Reproduce every one of the records below with "range-tab" switched to "period-tab" wherever it occurs, keeping everything else unchanged. Omit the pictures from your answer.

▼

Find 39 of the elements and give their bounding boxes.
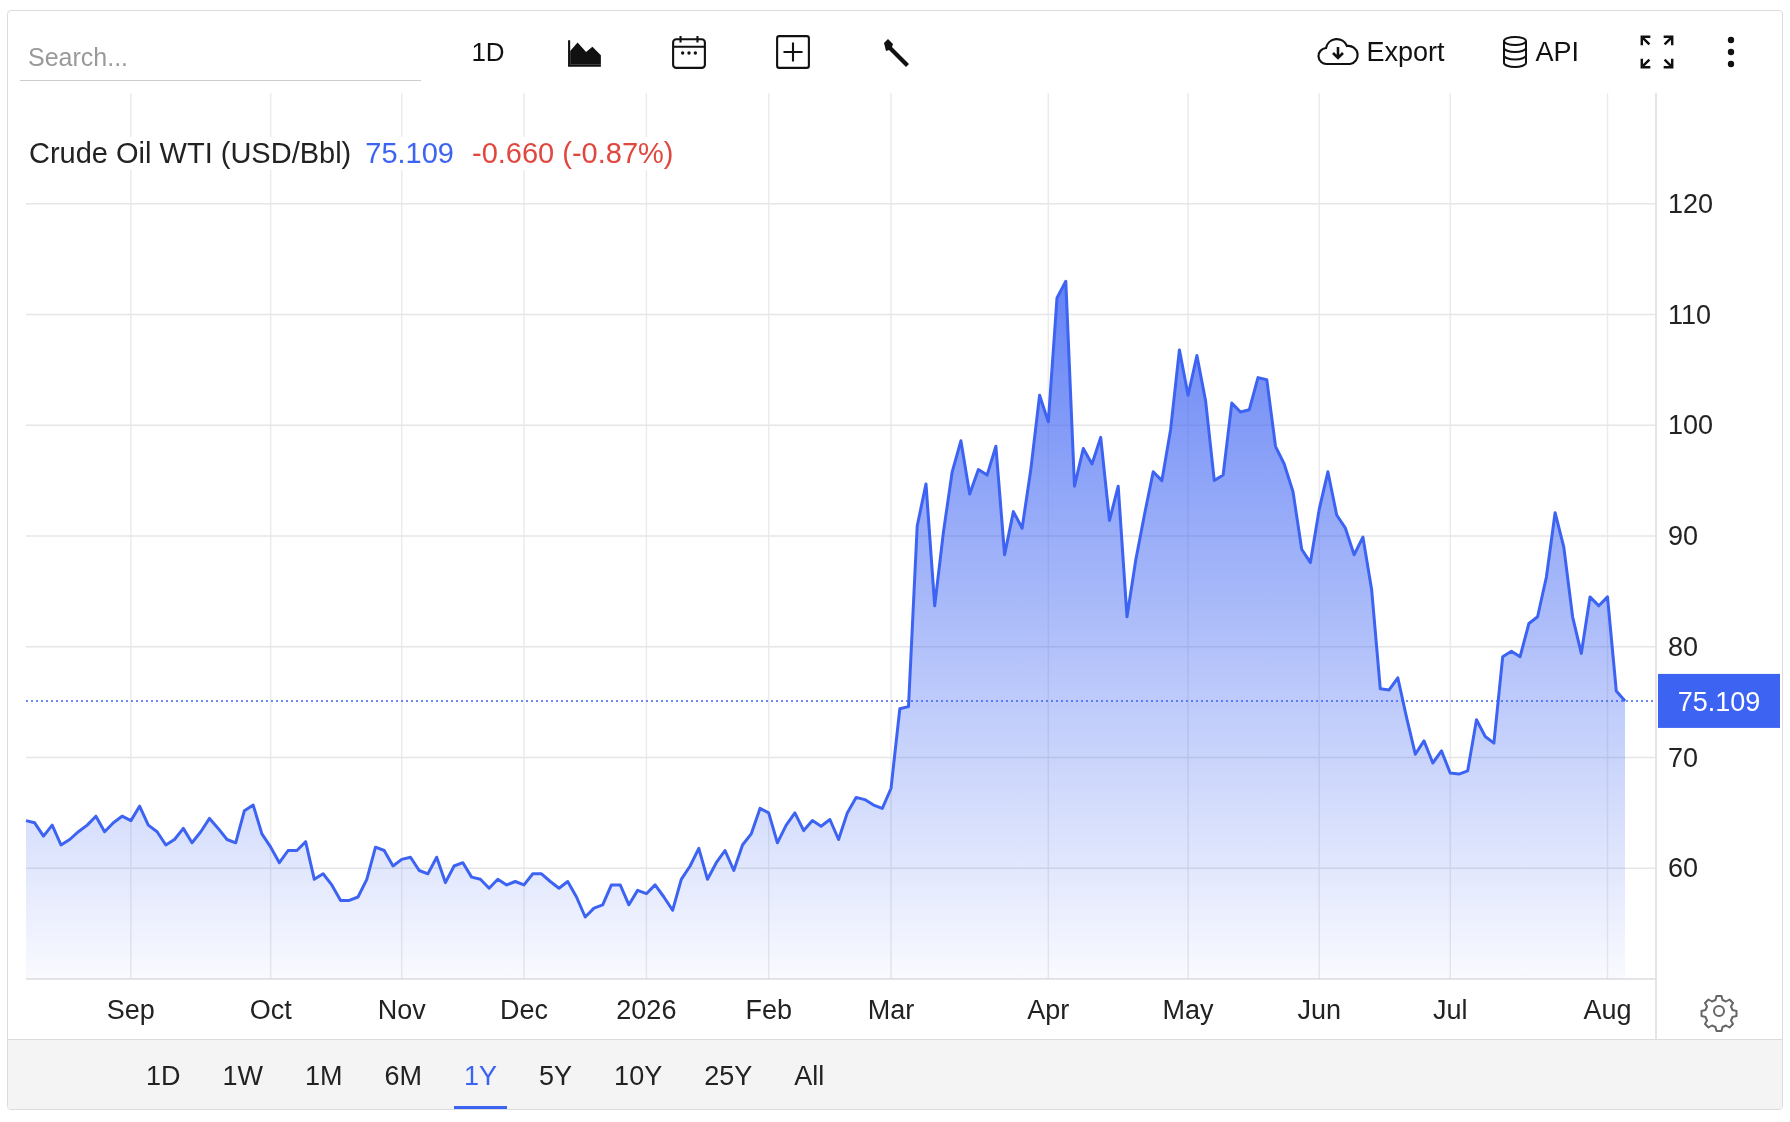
chart-title: Crude Oil WTI (USD/Bbl) bbox=[29, 137, 352, 170]
range-tab[interactable]: 6M bbox=[374, 1040, 433, 1109]
export-button[interactable]: Export bbox=[1316, 30, 1445, 74]
price-value: 75.109 bbox=[365, 137, 454, 170]
range-tab[interactable]: 1D bbox=[136, 1040, 191, 1109]
axis-label: Dec bbox=[500, 995, 549, 1025]
range-tab[interactable]: 1Y bbox=[454, 1040, 508, 1109]
axis-label: 2026 bbox=[616, 995, 677, 1025]
axis-label: Apr bbox=[1027, 995, 1070, 1025]
range-tab[interactable]: 10Y bbox=[604, 1040, 673, 1109]
axis-label: May bbox=[1162, 995, 1214, 1025]
search-field[interactable]: Search... bbox=[20, 37, 421, 81]
database-icon bbox=[1501, 35, 1530, 69]
cloud-download-icon bbox=[1316, 37, 1361, 67]
price-tag: 75.109 bbox=[1658, 673, 1780, 728]
axis-label: Nov bbox=[377, 995, 426, 1025]
axis-label: 90 bbox=[1668, 521, 1699, 551]
axis-label: 110 bbox=[1668, 299, 1712, 330]
interval-button[interactable]: 1D bbox=[463, 32, 513, 72]
range-tab[interactable]: 1W bbox=[212, 1040, 273, 1109]
api-button[interactable]: API bbox=[1501, 30, 1579, 74]
axis-label: 70 bbox=[1668, 742, 1699, 773]
axis-label: 120 bbox=[1668, 188, 1714, 219]
range-tab[interactable]: 25Y bbox=[694, 1040, 763, 1109]
axis-label: Jul bbox=[1433, 995, 1468, 1025]
axis-label: 80 bbox=[1668, 631, 1699, 662]
axis-label: 60 bbox=[1668, 853, 1699, 884]
range-tab[interactable]: 1M bbox=[295, 1040, 353, 1109]
axis-label: Sep bbox=[106, 995, 155, 1025]
axis-label: 100 bbox=[1668, 410, 1714, 441]
settings-icon bbox=[1700, 995, 1738, 1032]
price-change: -0.660 (-0.87%) bbox=[471, 137, 674, 170]
axis-label: Oct bbox=[249, 995, 292, 1025]
axis-label: Mar bbox=[867, 995, 915, 1025]
axis-label: Jun bbox=[1297, 995, 1341, 1025]
range-tab[interactable]: All bbox=[784, 1040, 835, 1109]
range-tab[interactable]: 5Y bbox=[529, 1040, 583, 1109]
axis-label: Aug bbox=[1583, 995, 1632, 1025]
axis-label: Feb bbox=[745, 995, 792, 1025]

▲

**TASK SOLUTION**
Find 39 of the elements and give their bounding boxes.
chart-title: Crude Oil WTI (USD/Bbl) bbox=[29, 137, 352, 170]
period-tab[interactable]: 6M bbox=[374, 1040, 433, 1109]
export-button[interactable]: Export bbox=[1316, 30, 1445, 74]
price-value: 75.109 bbox=[365, 137, 454, 170]
period-tab[interactable]: 1D bbox=[136, 1040, 191, 1109]
axis-label: Dec bbox=[500, 995, 549, 1025]
period-tab[interactable]: 1Y bbox=[454, 1040, 508, 1109]
axis-label: 2026 bbox=[616, 995, 677, 1025]
axis-label: Apr bbox=[1027, 995, 1070, 1025]
period-tab[interactable]: 10Y bbox=[604, 1040, 673, 1109]
axis-label: May bbox=[1162, 995, 1214, 1025]
search-field[interactable]: Search... bbox=[20, 37, 421, 81]
database-icon bbox=[1501, 35, 1530, 69]
cloud-download-icon bbox=[1316, 37, 1361, 67]
price-tag: 75.109 bbox=[1658, 673, 1780, 728]
axis-label: Nov bbox=[377, 995, 426, 1025]
axis-label: 90 bbox=[1668, 521, 1699, 551]
axis-label: 110 bbox=[1668, 299, 1712, 330]
interval-button[interactable]: 1D bbox=[463, 32, 513, 72]
period-tab[interactable]: 1W bbox=[212, 1040, 273, 1109]
api-button[interactable]: API bbox=[1501, 30, 1579, 74]
axis-label: 70 bbox=[1668, 742, 1699, 773]
axis-label: 120 bbox=[1668, 188, 1714, 219]
period-tab[interactable]: 25Y bbox=[694, 1040, 763, 1109]
axis-label: Jul bbox=[1433, 995, 1468, 1025]
axis-label: 80 bbox=[1668, 631, 1699, 662]
axis-label: 60 bbox=[1668, 853, 1699, 884]
period-tab[interactable]: 1M bbox=[295, 1040, 353, 1109]
axis-label: Sep bbox=[106, 995, 155, 1025]
axis-label: 100 bbox=[1668, 410, 1714, 441]
settings-icon bbox=[1700, 995, 1738, 1032]
price-change: -0.660 (-0.87%) bbox=[471, 137, 674, 170]
axis-label: Oct bbox=[249, 995, 292, 1025]
axis-label: Mar bbox=[867, 995, 915, 1025]
axis-label: Jun bbox=[1297, 995, 1341, 1025]
period-tab[interactable]: All bbox=[784, 1040, 835, 1109]
period-tab[interactable]: 5Y bbox=[529, 1040, 583, 1109]
axis-label: Aug bbox=[1583, 995, 1632, 1025]
axis-label: Feb bbox=[745, 995, 792, 1025]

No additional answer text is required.